- Tarefa 1 -
Responda com base no texto do exercício:
(a) A caminho de que idade está o médico psiquiatra?
(b) Que frase disse o psiquiatra de forma categórica?
(c) Segundo o primeiro comentário, o que é cada um de nós intrinsecamente?
- Tarefa 2 -
Transcreva, por favor, o trecho do texto do exercício que começa em "Esta frase ficou" e termina em "e o altruísmo.".

- Texto do exercício -

---------------

Como uma seta

Há alguns dias atrás participei numa conversa onde estava presente um médico psiquiatra, já a caminho dos setenta anos, portanto com larga experiência clínica. Foi a segunda vez que marquei presença num encontro com ele e onde estava mais duas pessoas.
Nesse grupo de amigos, chamemos-lhe assim, trocámos impressões sobre este assunto e aquele – aparentemente, algo banal. Mas a nossa conversa foi tudo menos banal. Para lá do que conversámos, fiz uma experiência rara e emocionante: um puro e belo exercício de escuta, acolhimento e disponibilidade. Talvez os outros presentes não o tenham sentido da forma como eu senti, mas foi um momento extremamente tocante, de palavra e escuta, sem pressa para interromper, sem querer ter razão à custa da derrota do outro. Sempre que vamos para o campo, vemos como o ar é bem mais puro e revigorante que o da cidade. Assim foi aqui: quando podemos “elevar o espírito” e fazer uma experiência simples como esta, mas ao mesmo tempo regeneradora, alguma recobra vida em nós.
Tomando o fio à meada, a um dado momento da nossa conversa, o psiquiatra falou da sua experiência profissional, do que significava lidar com as maiores disfunções da pessoa humana e como isso “mexia” consigo como ser humano. E, na forma apaixonada e vigorosa como falava, a um determinado momento, explorando a sua reflexão sobre o ser humano, disse: “O ser humano é mau!”. Disse-o de forma categórica, como se esta frase tivesse sido temperada por anos e anos e anos de contacto, escuta e acompanhamento de pacientes bem como, certamente, a partir da sua própria experiência pessoal não clínica.
Esta frase ficou a arder nos meus ouvidos até ao dia de hoje. Confesso que me perturbou. Não que tenha recebido uma novidade ou me tenha despertado para algo sobre o qual não tenha pensado. Claro que penso nisto. É verdade que as generalizações são sempre totalitárias, uma forma de terrorismo. E estou certo de que este médico conheceu e conhece bastas vezes a bondade, o amor e o altruísmo.
Ainda assim, ele estava a afirmar que a nossa condição humana é, não apenas frágil e vulnerável, mas profundamente marcada pelo mal. Esse mal manifesta-se de formas múltiplas e aninha-se nos refolhos mais íntimos da alma, expandindo-se de forma aberta ou dissimulada, através pensamentos subtis ou ações abomináveis.
Concordará o leitor com este travo, para muitos, pessimista? Qual a experiência da sua vida ao cruzar-se com dezenas ou centenas de pessoas ao longo da sua vida? Será a visão ingénua e crédula na bondade do ser humano aquela mais correta? Ou o homem é intrinsecamente mau? Que encontra o leitor dentro de si, no mais profundo dos seus pensamentos, das suas emoções?
A frase dita por este psiquiatra continua a ressoar nos meus ouvidos. Sempre fui intuitivo e, talvez, um pouco ingénuo nas primeiras aproximações que ia fazendo a outras pessoas. Com o passar do tempo, com o desvendamento do meu coração, da minha alma e com a experiência da própria vida, tenho passado a ser muito mais prudente nos meus juízos. E isto, não porque tenha feito uma experiência negativa marcante ou por puro taticismo. A verdade é que não nos conhecemos, não queremos afrontar a nossa zona mais negra e quando não o fazemos, alguém vai pagar, ainda que, em termos palpáveis, não mexamos um dedo.
Quem sabe se, comum à nossa natureza, exista a necessidade de uma medicina: alguém que nos levante, pense as feridas, aponte um caminho, sustente os nossos passos, lave os nossos olhos com colírio, fazendo de nós viventes.

4 thoughts on “Como uma seta

  1. Acreditando profundamente, como acredito, que Deus é Bom, Belo e é a Divinização do Amor e tendo Ele criado cada um de nós à Sua imagem e semelhança, só posso concluir que cada um de nós é intrinsecamente bom. Podemos é lutar mais, ou menos. Optar mais, ou menos, pelo bem. Mas a nossa essência, a nossa marca original só pode ser a do Bem pois nascemos pelo ato de Amor que é a Criação. E não há nada maior que o Amor.

---------------

- Informação fornecida -
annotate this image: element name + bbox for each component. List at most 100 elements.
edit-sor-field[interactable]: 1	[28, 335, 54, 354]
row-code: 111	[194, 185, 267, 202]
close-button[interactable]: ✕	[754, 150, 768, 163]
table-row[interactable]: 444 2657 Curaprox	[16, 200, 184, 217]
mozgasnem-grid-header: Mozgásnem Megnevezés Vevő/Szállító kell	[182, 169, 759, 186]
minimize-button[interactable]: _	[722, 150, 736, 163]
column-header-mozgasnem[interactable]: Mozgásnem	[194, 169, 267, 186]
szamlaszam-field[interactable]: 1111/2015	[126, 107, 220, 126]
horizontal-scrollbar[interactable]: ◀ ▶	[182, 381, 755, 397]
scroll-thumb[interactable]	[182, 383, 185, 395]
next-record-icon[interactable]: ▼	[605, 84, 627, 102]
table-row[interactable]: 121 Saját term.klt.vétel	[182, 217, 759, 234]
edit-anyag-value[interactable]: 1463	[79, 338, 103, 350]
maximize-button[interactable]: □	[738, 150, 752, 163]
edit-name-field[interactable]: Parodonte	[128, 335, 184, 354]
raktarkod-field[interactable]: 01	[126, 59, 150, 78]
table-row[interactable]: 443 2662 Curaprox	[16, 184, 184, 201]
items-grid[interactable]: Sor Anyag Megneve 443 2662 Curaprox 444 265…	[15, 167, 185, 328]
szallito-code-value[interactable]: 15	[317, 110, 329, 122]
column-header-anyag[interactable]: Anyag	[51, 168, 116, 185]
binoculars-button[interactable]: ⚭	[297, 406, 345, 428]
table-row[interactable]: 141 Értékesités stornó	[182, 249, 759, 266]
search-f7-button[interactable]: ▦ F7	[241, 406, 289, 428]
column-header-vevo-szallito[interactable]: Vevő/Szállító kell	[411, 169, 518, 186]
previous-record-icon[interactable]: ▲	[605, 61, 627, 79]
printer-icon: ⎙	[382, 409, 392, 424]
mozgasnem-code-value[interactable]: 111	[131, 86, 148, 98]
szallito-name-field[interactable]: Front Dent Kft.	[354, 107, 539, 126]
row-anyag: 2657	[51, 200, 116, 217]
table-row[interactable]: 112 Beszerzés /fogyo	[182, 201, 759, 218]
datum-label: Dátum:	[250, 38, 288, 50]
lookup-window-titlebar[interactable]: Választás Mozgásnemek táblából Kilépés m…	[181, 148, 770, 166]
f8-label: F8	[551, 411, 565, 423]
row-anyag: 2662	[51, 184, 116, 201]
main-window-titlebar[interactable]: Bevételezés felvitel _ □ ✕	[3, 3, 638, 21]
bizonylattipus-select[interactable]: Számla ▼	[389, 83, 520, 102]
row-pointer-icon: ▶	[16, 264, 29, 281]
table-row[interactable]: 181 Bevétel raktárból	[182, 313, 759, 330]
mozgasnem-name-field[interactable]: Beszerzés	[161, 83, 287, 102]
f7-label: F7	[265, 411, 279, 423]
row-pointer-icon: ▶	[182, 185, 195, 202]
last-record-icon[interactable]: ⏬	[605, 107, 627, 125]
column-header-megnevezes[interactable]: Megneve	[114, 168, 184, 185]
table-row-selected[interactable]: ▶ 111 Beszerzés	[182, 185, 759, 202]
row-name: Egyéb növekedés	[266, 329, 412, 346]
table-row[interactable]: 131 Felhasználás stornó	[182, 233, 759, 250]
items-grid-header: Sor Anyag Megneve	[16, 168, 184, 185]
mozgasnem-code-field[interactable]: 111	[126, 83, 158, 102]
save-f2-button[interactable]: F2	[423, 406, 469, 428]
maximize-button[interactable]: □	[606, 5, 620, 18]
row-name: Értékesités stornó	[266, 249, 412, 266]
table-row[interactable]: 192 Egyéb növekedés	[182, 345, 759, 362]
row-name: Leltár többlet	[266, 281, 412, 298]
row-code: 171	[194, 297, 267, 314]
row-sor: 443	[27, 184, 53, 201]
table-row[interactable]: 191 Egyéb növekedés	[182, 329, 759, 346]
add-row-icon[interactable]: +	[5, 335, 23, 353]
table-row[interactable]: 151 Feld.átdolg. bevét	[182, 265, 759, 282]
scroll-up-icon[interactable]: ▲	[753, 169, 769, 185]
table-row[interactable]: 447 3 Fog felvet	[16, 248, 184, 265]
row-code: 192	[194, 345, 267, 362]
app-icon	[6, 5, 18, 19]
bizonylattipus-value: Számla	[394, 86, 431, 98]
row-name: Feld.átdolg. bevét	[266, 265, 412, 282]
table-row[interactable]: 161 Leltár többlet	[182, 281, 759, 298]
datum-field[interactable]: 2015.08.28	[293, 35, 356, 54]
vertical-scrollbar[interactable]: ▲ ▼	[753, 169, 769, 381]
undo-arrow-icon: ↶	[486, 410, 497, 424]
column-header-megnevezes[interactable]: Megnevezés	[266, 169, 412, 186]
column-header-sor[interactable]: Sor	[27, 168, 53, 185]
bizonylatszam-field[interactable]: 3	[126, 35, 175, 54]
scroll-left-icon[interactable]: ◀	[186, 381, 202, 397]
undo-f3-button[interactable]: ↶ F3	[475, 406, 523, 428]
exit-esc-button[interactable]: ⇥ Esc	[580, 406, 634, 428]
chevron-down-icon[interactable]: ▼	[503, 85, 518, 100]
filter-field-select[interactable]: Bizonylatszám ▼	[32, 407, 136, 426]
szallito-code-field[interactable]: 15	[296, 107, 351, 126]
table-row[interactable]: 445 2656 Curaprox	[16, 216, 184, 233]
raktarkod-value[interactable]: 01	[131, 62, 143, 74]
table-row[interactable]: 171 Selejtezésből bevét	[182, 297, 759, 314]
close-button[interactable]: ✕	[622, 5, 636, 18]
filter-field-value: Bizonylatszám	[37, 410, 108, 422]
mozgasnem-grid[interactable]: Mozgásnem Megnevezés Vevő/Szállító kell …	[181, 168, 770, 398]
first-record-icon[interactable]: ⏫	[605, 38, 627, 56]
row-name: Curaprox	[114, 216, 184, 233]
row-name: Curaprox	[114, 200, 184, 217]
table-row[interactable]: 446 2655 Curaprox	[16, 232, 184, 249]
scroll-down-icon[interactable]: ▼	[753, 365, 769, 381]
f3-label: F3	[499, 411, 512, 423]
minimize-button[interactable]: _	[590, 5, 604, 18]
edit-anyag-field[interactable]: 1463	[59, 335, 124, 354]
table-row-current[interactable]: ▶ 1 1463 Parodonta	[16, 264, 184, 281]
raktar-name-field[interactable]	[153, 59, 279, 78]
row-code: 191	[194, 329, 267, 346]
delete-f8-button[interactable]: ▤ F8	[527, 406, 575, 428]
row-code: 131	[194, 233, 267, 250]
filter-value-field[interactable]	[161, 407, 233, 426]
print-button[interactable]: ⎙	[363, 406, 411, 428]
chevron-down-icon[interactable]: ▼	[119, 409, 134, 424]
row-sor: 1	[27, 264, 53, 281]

---------------

- Resposta 1 -
(a) Dos setenta anos.
(b) "O ser humano é mau!"
(c) Intrinsecamente bom.

- Resposta 2 -
Esta frase ficou a arder nos meus ouvidos até ao dia de hoje. Confesso que me perturbou. Não que tenha recebido uma novidade ou me tenha despertado para algo sobre o qual não tenha pensado. Claro que penso nisto. É verdade que as generalizações são sempre totalitárias, uma forma de terrorismo. E estou certo de que este médico conheceu e conhece bastas vezes a bondade, o amor e o altruísmo.